**WHAT YOU SHOULD DO:**
Each line holding the word "Account" counts once; give the total and nothing more.

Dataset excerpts
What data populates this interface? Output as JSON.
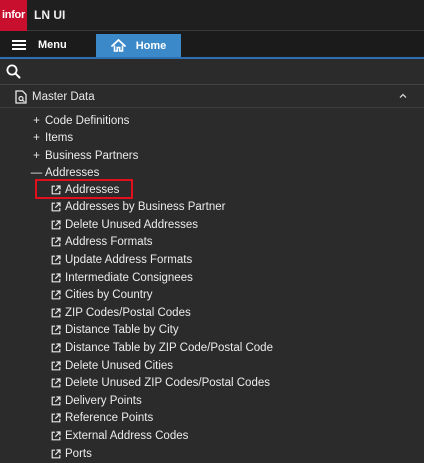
{
  "app": {
    "logo_text": "infor",
    "title": "LN UI"
  },
  "nav": {
    "menu_label": "Menu",
    "home_label": "Home",
    "accent": "#3b89c9"
  },
  "section": {
    "title": "Master Data"
  },
  "tree": {
    "folders": [
      {
        "toggle": "+",
        "label": "Code Definitions"
      },
      {
        "toggle": "+",
        "label": "Items"
      },
      {
        "toggle": "+",
        "label": "Business Partners"
      },
      {
        "toggle": "—",
        "label": "Addresses"
      }
    ],
    "items": [
      "Addresses",
      "Addresses by Business Partner",
      "Delete Unused Addresses",
      "Address Formats",
      "Update Address Formats",
      "Intermediate Consignees",
      "Cities by Country",
      "ZIP Codes/Postal Codes",
      "Distance Table by City",
      "Distance Table by ZIP Code/Postal Code",
      "Delete Unused Cities",
      "Delete Unused ZIP Codes/Postal Codes",
      "Delivery Points",
      "Reference Points",
      "External Address Codes",
      "Ports"
    ],
    "selected_item": "Addresses",
    "highlight_color": "#e2101c"
  }
}
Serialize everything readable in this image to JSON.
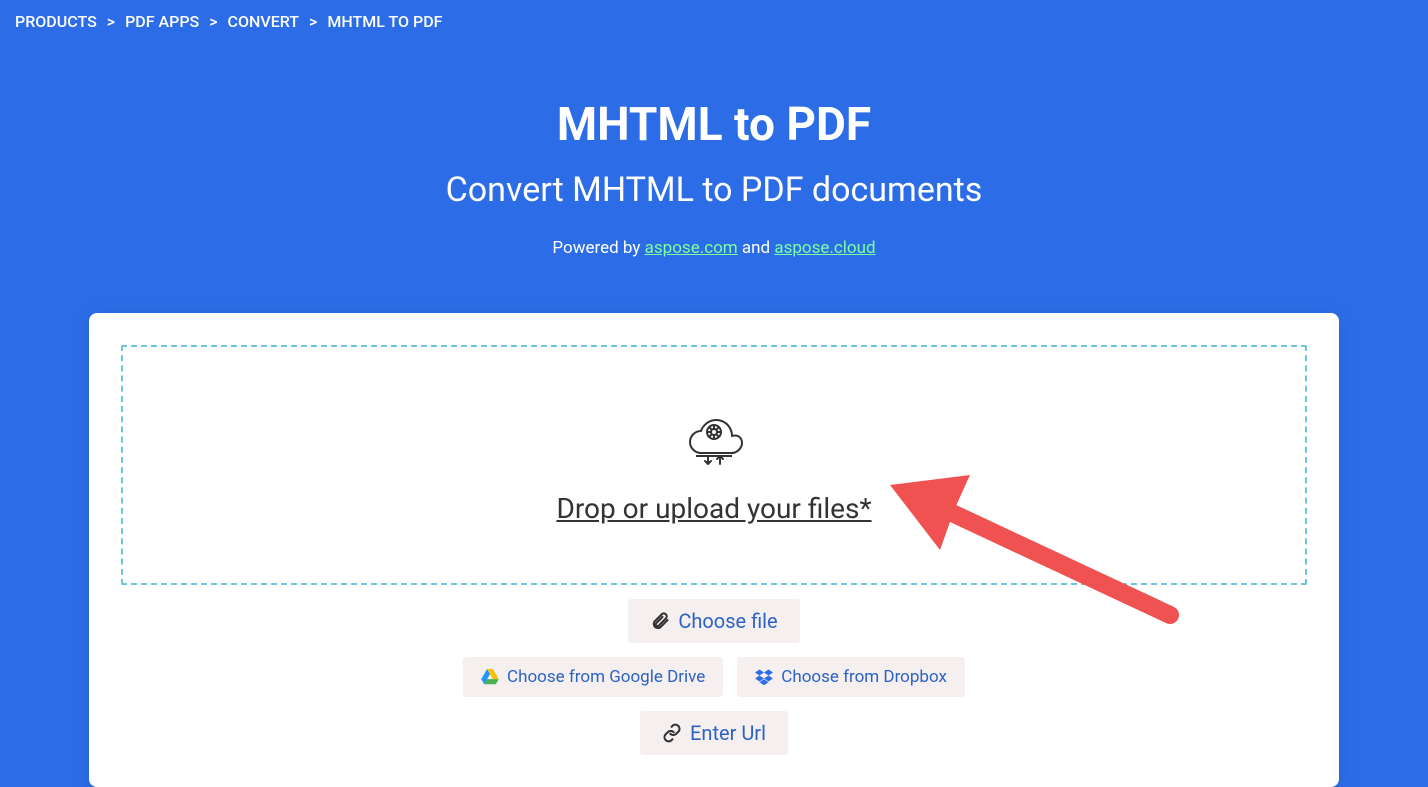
{
  "breadcrumb": {
    "items": [
      "PRODUCTS",
      "PDF APPS",
      "CONVERT",
      "MHTML TO PDF"
    ]
  },
  "hero": {
    "title": "MHTML to PDF",
    "subtitle": "Convert MHTML to PDF documents",
    "powered_prefix": "Powered by ",
    "powered_link1": "aspose.com",
    "powered_and": " and ",
    "powered_link2": "aspose.cloud"
  },
  "dropzone": {
    "label": "Drop or upload your files*"
  },
  "buttons": {
    "choose_file": "Choose file",
    "google_drive": "Choose from Google Drive",
    "dropbox": "Choose from Dropbox",
    "enter_url": "Enter Url"
  },
  "colors": {
    "bg": "#2C6DE7",
    "accent_green": "#7CFF9E",
    "btn_bg": "#F5EFEF",
    "btn_text": "#2C62C5",
    "dashed": "#6EC6D9",
    "arrow": "#F05252"
  }
}
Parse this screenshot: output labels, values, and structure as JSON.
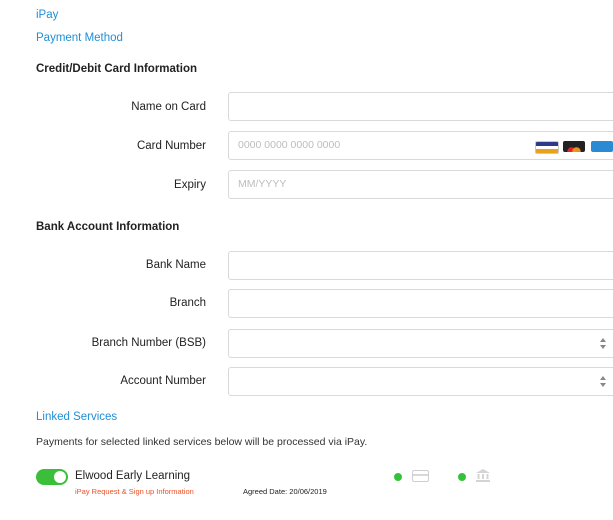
{
  "breadcrumb": {
    "ipay": "iPay",
    "payment_method": "Payment Method"
  },
  "card_section": {
    "title": "Credit/Debit Card Information",
    "name_label": "Name on Card",
    "name_value": "",
    "number_label": "Card Number",
    "number_placeholder": "0000 0000 0000 0000",
    "expiry_label": "Expiry",
    "expiry_placeholder": "MM/YYYY",
    "card_logos": [
      "visa-icon",
      "mastercard-icon",
      "amex-icon"
    ]
  },
  "bank_section": {
    "title": "Bank Account Information",
    "bank_name_label": "Bank Name",
    "branch_label": "Branch",
    "bsb_label": "Branch Number (BSB)",
    "account_label": "Account Number"
  },
  "linked": {
    "title": "Linked Services",
    "description": "Payments for selected linked services below will be processed via iPay.",
    "service_name": "Elwood Early Learning",
    "service_sub": "iPay Request & Sign up Information",
    "agreed": "Agreed Date: 20/06/2019",
    "status_icons": [
      "card-icon",
      "bank-icon"
    ]
  },
  "colors": {
    "accent": "#1f8fd6",
    "toggle": "#3bbf3b",
    "status": "#35c23a",
    "sub_link": "#e8532a"
  }
}
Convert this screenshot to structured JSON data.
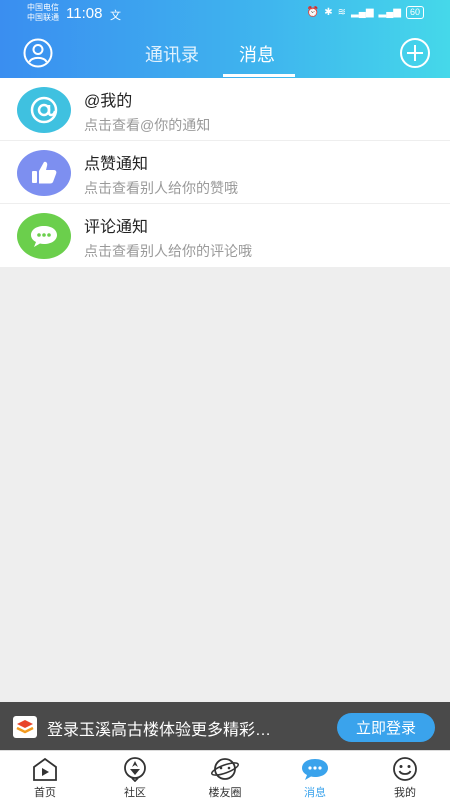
{
  "status_bar": {
    "carrier_1": "中国电信",
    "carrier_2": "中国联通",
    "time": "11:08",
    "time_extra": "文",
    "battery": "60"
  },
  "header": {
    "tabs": [
      {
        "label": "通讯录",
        "active": false
      },
      {
        "label": "消息",
        "active": true
      }
    ]
  },
  "notifications": [
    {
      "title": "@我的",
      "subtitle": "点击查看@你的通知",
      "icon": "at-icon",
      "color": "#3fc1e0"
    },
    {
      "title": "点赞通知",
      "subtitle": "点击查看别人给你的赞哦",
      "icon": "thumbs-up-icon",
      "color": "#7d8ff0"
    },
    {
      "title": "评论通知",
      "subtitle": "点击查看别人给你的评论哦",
      "icon": "comment-icon",
      "color": "#6bcf4c"
    }
  ],
  "login_banner": {
    "text": "登录玉溪高古楼体验更多精彩…",
    "button_label": "立即登录"
  },
  "bottom_nav": [
    {
      "label": "首页",
      "icon": "home-play-icon",
      "active": false
    },
    {
      "label": "社区",
      "icon": "community-icon",
      "active": false
    },
    {
      "label": "楼友圈",
      "icon": "planet-icon",
      "active": false
    },
    {
      "label": "消息",
      "icon": "message-icon",
      "active": true
    },
    {
      "label": "我的",
      "icon": "smiley-icon",
      "active": false
    }
  ],
  "colors": {
    "accent": "#3aa3ec",
    "header_start": "#3a8ef0",
    "header_end": "#45d8ea"
  }
}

**RIGHT ANSWER:**
2